BRIEF
Look through the material and copy each line holding "FREE".

>> start MATERIAL FOR THIS TASK

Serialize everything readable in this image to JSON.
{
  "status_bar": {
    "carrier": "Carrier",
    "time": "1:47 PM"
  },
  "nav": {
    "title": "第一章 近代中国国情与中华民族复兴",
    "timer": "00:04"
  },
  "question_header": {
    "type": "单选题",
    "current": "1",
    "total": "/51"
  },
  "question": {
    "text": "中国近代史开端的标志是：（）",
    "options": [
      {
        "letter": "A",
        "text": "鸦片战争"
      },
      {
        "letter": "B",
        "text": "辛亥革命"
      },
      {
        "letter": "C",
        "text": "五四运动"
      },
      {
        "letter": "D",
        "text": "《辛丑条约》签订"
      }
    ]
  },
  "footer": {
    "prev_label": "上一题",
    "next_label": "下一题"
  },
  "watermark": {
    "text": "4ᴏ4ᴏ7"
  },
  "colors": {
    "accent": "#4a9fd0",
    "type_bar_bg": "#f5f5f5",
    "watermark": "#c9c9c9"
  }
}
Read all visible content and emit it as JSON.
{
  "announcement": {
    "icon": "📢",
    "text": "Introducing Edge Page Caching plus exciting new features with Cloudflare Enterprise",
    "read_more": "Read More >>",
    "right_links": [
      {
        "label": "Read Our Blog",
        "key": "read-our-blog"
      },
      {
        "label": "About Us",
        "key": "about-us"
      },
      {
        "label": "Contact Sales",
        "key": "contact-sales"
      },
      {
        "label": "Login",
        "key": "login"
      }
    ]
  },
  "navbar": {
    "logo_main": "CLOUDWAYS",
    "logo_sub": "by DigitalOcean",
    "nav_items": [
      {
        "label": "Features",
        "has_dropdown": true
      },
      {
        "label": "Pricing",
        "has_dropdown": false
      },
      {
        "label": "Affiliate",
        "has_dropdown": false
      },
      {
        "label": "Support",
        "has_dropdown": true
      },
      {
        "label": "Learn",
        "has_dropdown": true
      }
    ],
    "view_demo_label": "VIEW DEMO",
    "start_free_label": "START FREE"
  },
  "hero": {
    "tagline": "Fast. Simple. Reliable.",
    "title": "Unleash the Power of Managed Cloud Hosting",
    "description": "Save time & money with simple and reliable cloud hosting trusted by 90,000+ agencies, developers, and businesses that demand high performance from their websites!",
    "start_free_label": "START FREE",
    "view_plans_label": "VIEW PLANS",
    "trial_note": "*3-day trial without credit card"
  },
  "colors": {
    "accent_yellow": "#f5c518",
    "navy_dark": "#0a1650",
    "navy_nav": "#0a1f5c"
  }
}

>> end MATERIAL FOR THIS TASK

REPLY
    "start_free_label": "START FREE"
    "start_free_label": "START FREE",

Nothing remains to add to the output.